**WHAT IS ASKED**
The records below must be transcribed exactly. Do not include the pictures.

**RECORD SET**
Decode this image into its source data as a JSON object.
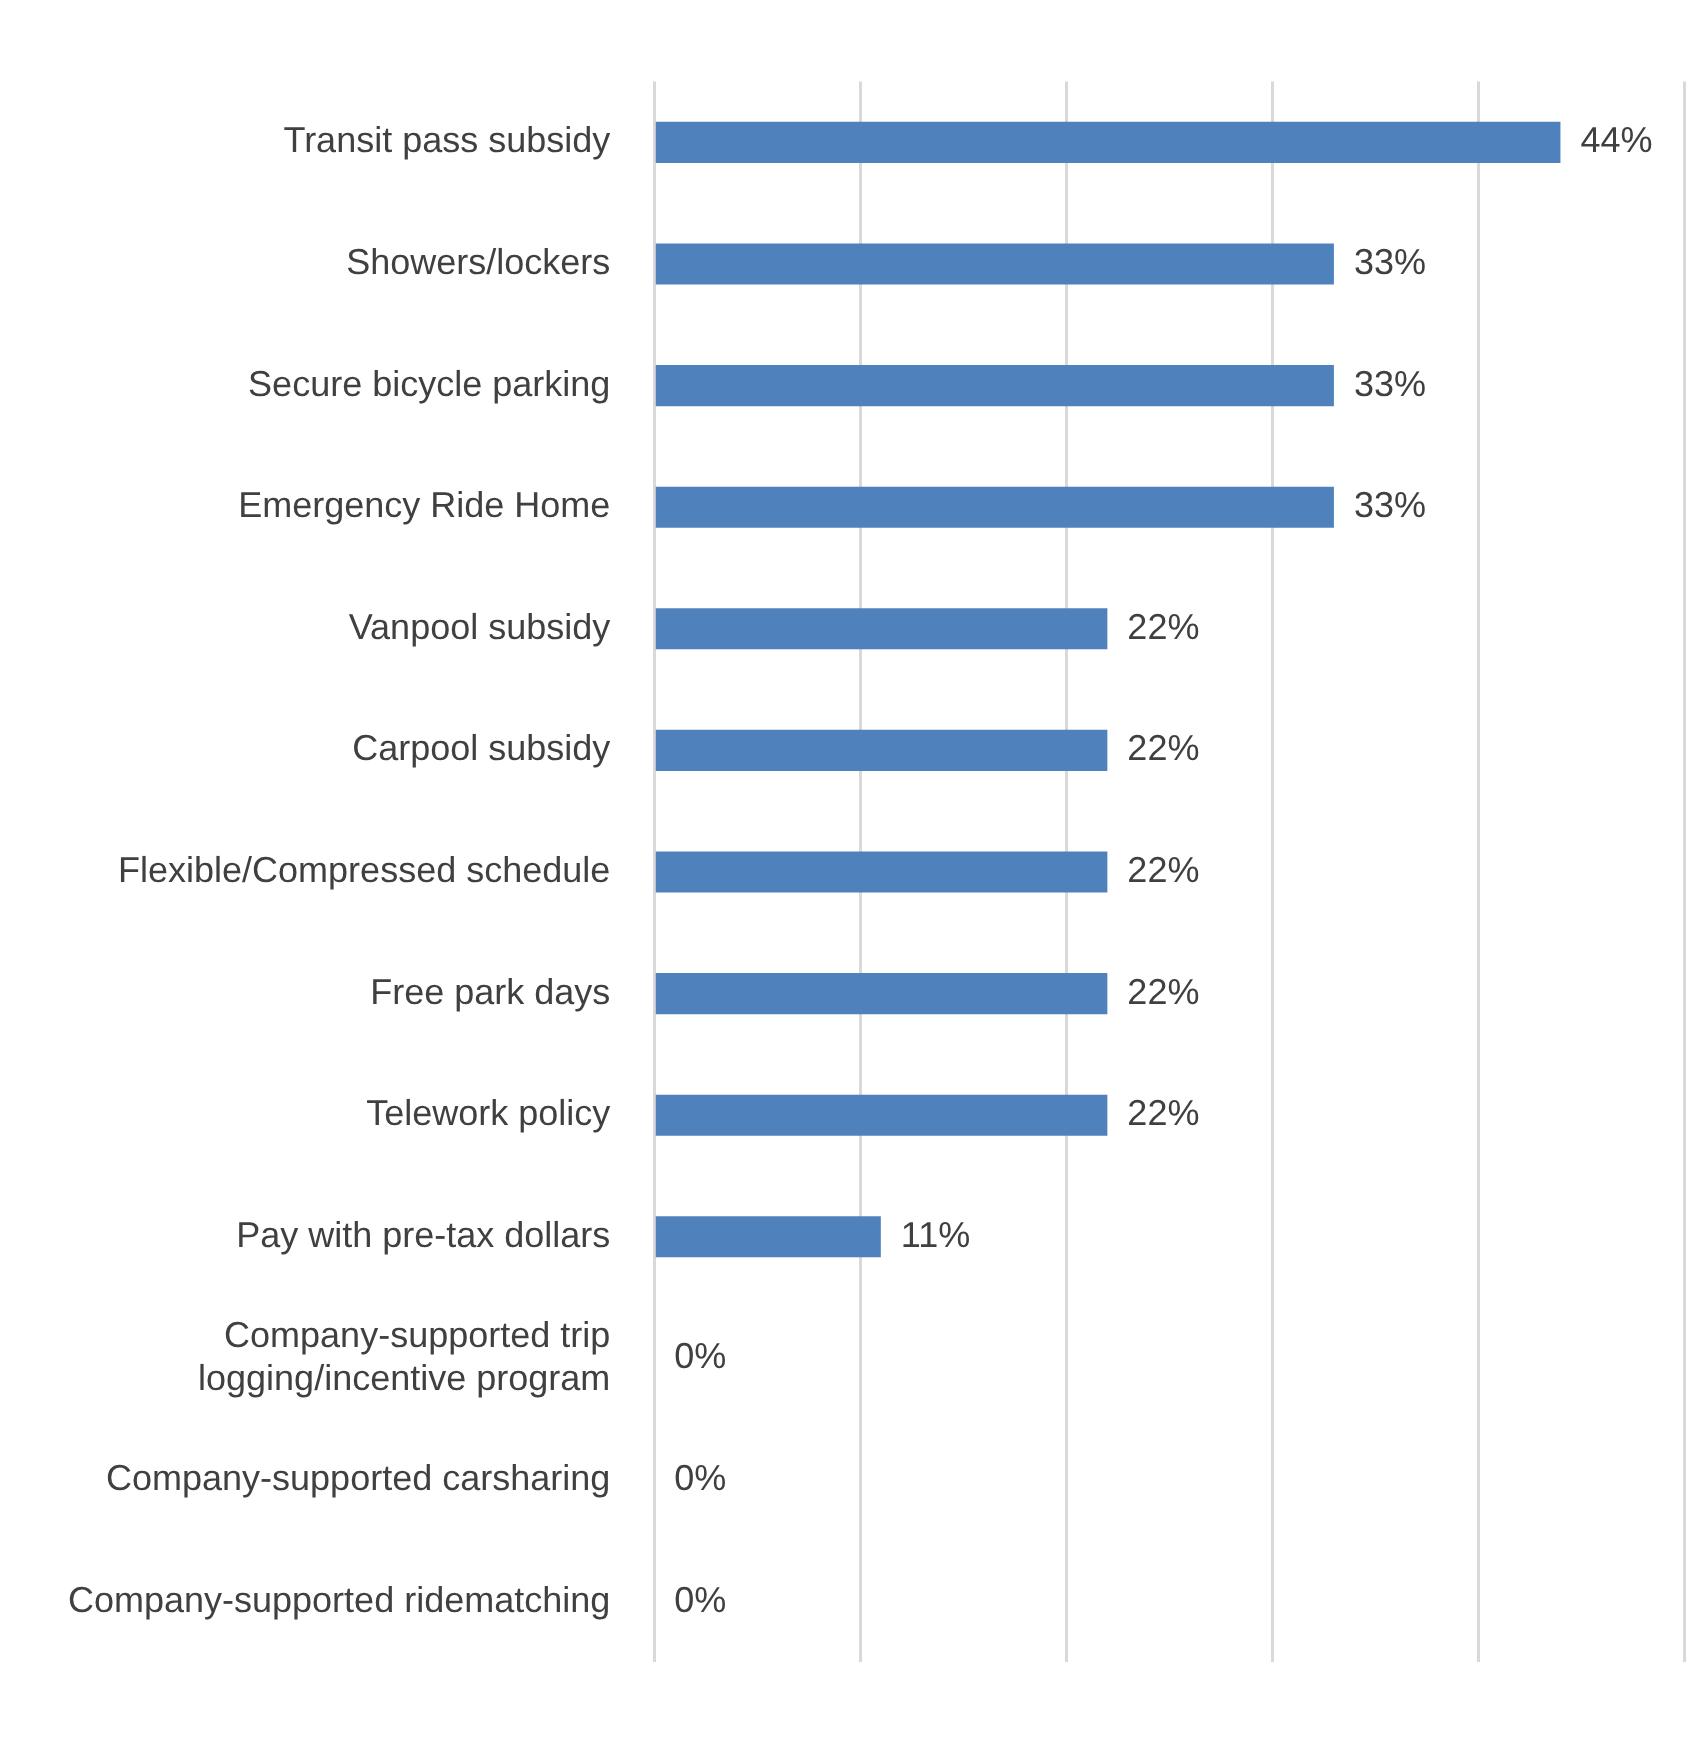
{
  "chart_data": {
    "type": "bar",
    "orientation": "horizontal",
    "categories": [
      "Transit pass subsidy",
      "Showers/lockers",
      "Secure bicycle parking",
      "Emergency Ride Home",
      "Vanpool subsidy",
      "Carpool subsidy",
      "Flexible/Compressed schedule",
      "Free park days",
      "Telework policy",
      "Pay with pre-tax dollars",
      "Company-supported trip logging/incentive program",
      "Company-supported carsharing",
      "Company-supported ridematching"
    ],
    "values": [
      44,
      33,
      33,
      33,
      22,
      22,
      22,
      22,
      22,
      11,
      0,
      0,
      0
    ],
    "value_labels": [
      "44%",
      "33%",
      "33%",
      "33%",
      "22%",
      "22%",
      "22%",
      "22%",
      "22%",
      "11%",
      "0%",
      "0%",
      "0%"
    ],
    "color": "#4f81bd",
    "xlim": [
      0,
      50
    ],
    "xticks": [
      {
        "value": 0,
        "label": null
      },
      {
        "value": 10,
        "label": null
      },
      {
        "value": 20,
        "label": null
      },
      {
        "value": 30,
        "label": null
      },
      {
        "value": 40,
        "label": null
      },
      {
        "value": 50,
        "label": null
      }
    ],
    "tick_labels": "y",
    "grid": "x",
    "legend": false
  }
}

**SOLUTION TO THE PROBLEM**
Decode this image into its source data as a JSON object.
{
  "chart_data": {
    "type": "bar",
    "orientation": "horizontal",
    "categories": [
      "Transit pass subsidy",
      "Showers/lockers",
      "Secure bicycle parking",
      "Emergency Ride Home",
      "Vanpool subsidy",
      "Carpool subsidy",
      "Flexible/Compressed schedule",
      "Free park days",
      "Telework policy",
      "Pay with pre-tax dollars",
      "Company-supported trip logging/incentive program",
      "Company-supported carsharing",
      "Company-supported ridematching"
    ],
    "values": [
      44,
      33,
      33,
      33,
      22,
      22,
      22,
      22,
      22,
      11,
      0,
      0,
      0
    ],
    "value_labels": [
      "44%",
      "33%",
      "33%",
      "33%",
      "22%",
      "22%",
      "22%",
      "22%",
      "22%",
      "11%",
      "0%",
      "0%",
      "0%"
    ],
    "color": "#4f81bd",
    "xlim": [
      0,
      50
    ],
    "xticks": [
      {
        "value": 0,
        "label": null
      },
      {
        "value": 10,
        "label": null
      },
      {
        "value": 20,
        "label": null
      },
      {
        "value": 30,
        "label": null
      },
      {
        "value": 40,
        "label": null
      },
      {
        "value": 50,
        "label": null
      }
    ],
    "tick_labels": "y",
    "grid": "x",
    "legend": false
  }
}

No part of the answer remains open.